- Exercise prompt -
Copy out the lines that include the word "berlaku".

(Stored records)
──────────────────────────────
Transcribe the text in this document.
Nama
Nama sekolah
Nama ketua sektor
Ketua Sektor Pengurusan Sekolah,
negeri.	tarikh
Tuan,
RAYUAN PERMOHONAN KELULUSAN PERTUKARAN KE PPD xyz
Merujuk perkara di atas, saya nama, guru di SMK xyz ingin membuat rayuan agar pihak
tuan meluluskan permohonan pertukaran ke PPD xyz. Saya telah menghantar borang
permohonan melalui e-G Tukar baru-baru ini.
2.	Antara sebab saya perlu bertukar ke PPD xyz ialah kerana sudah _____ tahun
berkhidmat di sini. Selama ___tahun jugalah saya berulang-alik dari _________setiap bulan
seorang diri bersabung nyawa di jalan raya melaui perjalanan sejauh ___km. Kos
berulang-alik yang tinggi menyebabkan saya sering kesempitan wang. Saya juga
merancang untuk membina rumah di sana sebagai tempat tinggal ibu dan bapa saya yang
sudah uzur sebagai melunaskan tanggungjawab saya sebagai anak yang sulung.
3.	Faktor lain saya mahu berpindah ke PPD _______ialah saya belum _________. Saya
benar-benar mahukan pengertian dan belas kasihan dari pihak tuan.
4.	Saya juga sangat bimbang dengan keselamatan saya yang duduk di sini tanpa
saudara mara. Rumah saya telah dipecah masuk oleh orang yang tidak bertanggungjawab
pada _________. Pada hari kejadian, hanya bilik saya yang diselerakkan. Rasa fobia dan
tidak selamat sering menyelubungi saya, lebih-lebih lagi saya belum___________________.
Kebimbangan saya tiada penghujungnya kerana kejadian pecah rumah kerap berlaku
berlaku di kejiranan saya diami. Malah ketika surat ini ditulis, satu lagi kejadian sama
──────────────────────────────
- Task response -
Kebimbangan saya tiada penghujungnya kerana kejadian pecah rumah kerap berlaku
berlaku di kejiranan saya diami. Malah ketika surat ini ditulis, satu lagi kejadian sama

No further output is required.